Stored records:
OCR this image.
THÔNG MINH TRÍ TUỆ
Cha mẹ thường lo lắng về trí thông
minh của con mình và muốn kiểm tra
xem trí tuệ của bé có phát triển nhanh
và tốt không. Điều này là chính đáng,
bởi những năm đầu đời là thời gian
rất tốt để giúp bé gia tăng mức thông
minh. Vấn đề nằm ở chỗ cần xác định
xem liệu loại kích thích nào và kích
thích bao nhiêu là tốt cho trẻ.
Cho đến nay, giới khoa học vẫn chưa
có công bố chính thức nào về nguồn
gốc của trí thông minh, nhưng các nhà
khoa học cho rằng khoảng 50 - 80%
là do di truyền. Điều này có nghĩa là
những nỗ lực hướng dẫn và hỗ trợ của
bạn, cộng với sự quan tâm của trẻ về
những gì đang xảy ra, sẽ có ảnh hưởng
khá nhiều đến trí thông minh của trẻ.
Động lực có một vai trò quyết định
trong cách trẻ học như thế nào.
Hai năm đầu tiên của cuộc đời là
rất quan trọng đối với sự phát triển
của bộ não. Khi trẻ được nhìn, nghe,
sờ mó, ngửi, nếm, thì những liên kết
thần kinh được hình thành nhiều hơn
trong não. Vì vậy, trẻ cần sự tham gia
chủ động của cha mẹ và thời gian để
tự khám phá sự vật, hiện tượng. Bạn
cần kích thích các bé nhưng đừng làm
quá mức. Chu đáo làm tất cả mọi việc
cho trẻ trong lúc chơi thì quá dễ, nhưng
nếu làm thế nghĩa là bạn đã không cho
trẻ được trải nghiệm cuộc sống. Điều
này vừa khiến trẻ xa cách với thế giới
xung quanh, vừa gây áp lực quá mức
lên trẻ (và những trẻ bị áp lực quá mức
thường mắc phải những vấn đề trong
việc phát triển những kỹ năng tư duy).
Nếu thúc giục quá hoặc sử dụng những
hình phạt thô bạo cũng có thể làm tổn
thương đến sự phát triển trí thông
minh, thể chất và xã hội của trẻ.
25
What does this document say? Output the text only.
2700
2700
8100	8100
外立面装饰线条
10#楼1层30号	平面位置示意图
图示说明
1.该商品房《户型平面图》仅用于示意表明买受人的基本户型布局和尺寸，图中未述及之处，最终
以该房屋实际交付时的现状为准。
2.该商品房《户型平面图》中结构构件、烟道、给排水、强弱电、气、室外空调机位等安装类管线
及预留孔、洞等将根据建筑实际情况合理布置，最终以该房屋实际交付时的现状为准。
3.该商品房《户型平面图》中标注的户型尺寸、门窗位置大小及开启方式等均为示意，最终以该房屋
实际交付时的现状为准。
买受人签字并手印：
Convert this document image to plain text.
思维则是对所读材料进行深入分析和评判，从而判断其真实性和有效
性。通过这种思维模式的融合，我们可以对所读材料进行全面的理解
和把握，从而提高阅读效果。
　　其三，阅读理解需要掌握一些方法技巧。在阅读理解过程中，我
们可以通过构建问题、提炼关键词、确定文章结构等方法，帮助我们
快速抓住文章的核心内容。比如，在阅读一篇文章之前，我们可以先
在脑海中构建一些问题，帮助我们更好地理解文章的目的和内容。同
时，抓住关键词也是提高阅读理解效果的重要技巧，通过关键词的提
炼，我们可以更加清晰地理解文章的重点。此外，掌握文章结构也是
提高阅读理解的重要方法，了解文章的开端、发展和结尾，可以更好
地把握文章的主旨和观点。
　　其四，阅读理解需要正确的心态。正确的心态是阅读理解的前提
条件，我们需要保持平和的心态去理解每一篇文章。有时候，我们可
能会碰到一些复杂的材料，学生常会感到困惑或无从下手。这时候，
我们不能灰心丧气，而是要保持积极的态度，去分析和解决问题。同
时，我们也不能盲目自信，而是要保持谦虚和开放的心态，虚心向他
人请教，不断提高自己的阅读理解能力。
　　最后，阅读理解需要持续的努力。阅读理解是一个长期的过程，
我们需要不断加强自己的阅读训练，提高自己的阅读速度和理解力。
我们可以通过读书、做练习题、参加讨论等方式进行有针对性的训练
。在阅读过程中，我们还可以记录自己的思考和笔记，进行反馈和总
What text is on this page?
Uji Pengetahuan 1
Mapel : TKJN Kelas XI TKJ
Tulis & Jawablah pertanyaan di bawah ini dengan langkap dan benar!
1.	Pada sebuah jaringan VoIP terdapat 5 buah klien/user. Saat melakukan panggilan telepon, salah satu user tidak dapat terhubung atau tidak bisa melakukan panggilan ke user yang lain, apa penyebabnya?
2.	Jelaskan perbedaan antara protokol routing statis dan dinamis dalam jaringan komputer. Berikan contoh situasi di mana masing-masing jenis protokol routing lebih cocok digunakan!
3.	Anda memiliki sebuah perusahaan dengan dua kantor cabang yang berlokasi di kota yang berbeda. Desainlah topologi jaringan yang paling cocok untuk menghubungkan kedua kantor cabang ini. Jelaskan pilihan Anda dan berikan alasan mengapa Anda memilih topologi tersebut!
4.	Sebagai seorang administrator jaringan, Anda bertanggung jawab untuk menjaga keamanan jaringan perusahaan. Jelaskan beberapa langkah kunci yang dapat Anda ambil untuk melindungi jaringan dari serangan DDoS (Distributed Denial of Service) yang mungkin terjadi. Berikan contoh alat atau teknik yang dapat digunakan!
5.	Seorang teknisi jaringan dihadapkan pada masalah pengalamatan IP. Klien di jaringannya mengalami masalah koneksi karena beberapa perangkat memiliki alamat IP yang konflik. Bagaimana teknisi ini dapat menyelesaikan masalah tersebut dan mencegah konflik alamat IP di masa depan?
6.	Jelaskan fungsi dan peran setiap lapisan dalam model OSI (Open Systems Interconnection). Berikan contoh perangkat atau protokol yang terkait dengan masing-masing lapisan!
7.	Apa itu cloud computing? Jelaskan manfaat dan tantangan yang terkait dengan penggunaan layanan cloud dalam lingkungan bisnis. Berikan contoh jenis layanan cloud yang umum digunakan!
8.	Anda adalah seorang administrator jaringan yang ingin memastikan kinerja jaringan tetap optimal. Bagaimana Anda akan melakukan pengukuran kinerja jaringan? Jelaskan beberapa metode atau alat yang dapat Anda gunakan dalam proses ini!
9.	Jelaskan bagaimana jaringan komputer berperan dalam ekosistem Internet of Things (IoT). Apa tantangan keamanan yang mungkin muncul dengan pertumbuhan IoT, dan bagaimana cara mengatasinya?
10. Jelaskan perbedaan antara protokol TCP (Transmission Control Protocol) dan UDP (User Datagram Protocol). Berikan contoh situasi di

### DIRECTIONS
What is the number of lines in the listing that contain the string "định"? Reply with that number alone.

### THE OUTPUT
2